─── Given records
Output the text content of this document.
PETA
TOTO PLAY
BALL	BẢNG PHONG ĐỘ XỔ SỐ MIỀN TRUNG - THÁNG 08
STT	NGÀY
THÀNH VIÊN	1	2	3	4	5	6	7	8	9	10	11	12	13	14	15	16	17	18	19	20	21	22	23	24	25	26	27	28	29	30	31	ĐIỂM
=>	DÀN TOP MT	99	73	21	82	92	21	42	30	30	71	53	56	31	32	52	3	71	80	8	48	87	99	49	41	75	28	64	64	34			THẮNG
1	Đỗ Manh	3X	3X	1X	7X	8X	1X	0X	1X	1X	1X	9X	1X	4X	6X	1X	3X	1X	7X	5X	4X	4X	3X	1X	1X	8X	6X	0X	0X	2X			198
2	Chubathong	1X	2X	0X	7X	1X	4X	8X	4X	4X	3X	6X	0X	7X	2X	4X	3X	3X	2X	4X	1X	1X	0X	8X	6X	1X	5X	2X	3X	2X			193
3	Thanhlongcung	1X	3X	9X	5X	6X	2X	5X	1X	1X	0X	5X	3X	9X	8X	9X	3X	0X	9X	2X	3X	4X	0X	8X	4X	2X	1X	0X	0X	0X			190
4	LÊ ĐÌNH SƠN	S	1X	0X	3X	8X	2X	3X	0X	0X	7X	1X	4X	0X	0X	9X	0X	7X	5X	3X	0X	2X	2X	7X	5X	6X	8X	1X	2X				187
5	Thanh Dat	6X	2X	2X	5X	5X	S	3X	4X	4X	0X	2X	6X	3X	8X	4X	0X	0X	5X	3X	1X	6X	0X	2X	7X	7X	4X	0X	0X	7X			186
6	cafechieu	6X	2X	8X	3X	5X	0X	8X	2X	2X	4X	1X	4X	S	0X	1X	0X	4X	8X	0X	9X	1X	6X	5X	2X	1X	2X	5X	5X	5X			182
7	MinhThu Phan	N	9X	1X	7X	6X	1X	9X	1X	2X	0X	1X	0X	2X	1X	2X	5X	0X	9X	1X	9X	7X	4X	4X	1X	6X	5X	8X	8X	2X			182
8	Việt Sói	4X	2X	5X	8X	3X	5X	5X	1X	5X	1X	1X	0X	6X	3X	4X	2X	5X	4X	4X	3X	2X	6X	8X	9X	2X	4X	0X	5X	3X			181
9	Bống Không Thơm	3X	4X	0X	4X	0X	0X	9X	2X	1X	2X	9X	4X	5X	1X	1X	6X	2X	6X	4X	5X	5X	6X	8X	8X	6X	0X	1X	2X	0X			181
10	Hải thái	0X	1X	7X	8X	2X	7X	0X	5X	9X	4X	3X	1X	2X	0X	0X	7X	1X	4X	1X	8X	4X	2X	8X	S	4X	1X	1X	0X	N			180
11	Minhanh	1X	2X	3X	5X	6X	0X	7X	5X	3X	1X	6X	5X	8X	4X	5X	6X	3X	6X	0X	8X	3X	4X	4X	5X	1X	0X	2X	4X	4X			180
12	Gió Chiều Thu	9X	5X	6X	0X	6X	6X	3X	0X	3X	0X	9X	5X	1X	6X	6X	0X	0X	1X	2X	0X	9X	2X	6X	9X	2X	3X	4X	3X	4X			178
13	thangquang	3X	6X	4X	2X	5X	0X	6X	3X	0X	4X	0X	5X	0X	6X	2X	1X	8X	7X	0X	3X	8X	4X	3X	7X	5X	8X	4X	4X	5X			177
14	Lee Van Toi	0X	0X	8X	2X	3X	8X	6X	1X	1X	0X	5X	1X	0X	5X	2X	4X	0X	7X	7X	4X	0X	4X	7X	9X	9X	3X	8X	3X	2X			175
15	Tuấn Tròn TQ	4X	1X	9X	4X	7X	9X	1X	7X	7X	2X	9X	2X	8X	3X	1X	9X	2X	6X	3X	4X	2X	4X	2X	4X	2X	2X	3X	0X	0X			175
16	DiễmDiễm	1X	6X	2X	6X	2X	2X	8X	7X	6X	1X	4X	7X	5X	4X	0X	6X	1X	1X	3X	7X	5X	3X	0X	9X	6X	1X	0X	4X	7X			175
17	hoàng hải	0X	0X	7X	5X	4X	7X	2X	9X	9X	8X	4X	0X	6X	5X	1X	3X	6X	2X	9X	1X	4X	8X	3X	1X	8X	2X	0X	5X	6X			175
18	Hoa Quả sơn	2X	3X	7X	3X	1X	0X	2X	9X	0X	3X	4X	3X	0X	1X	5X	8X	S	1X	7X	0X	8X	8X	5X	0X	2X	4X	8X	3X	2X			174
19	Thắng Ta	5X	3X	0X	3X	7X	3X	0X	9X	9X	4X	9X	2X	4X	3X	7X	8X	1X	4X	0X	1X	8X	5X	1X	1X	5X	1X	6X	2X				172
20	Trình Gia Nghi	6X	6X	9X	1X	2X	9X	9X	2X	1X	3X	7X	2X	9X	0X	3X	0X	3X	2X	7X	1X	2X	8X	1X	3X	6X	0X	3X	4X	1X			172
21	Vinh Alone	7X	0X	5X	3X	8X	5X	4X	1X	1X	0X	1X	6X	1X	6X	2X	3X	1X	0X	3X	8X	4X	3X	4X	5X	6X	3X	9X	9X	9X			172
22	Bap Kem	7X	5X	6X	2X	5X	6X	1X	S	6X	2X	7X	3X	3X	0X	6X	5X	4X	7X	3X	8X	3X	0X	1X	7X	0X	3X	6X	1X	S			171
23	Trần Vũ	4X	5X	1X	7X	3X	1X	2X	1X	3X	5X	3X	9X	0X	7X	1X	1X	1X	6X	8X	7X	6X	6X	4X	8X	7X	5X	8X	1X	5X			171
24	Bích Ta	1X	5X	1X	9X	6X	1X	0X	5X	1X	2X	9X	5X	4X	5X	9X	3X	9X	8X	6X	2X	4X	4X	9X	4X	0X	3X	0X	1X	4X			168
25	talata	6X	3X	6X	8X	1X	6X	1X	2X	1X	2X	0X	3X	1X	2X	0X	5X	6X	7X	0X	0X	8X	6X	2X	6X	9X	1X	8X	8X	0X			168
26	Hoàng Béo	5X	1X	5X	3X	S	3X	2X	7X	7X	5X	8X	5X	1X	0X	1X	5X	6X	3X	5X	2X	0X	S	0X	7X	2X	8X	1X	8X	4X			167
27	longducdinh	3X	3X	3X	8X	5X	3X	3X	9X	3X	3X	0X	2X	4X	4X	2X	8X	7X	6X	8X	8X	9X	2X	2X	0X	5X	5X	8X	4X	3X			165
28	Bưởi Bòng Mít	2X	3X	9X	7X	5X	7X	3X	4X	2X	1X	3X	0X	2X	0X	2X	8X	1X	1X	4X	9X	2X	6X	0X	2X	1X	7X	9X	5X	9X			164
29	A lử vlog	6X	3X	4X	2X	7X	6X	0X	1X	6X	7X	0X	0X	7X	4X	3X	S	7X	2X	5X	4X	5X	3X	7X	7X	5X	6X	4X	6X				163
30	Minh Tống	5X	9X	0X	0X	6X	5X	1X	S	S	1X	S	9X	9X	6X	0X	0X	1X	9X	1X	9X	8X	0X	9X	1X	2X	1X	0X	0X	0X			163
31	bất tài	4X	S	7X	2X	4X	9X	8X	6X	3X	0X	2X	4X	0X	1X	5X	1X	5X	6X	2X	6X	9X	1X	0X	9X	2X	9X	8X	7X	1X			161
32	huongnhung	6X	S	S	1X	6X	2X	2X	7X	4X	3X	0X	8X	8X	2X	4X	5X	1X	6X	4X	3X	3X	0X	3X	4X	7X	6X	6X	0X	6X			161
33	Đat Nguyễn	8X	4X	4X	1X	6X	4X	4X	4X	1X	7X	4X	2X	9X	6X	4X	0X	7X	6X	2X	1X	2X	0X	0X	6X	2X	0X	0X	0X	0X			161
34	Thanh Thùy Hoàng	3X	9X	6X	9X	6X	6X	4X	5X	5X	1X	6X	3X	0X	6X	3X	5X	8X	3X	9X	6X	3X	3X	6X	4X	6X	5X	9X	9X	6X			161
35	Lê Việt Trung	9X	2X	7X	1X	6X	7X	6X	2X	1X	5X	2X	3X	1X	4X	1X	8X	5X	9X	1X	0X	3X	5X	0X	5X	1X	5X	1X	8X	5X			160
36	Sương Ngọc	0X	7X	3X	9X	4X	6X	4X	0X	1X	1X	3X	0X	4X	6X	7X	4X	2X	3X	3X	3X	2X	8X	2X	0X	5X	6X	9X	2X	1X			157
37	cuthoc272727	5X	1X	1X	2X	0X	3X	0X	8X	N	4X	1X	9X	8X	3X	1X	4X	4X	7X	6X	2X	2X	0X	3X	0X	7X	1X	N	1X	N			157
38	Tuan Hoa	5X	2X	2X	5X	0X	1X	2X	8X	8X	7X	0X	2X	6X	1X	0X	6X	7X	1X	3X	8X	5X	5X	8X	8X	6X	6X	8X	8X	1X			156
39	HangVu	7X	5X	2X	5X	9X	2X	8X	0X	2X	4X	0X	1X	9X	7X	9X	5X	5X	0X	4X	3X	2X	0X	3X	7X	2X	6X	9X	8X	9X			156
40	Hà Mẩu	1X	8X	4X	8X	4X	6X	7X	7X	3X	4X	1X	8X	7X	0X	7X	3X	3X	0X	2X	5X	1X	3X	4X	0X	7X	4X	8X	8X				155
──────
Goal of the exercise: How many lines in the listing contain "Việt"? Answer with the number alone.

Expected answer: 2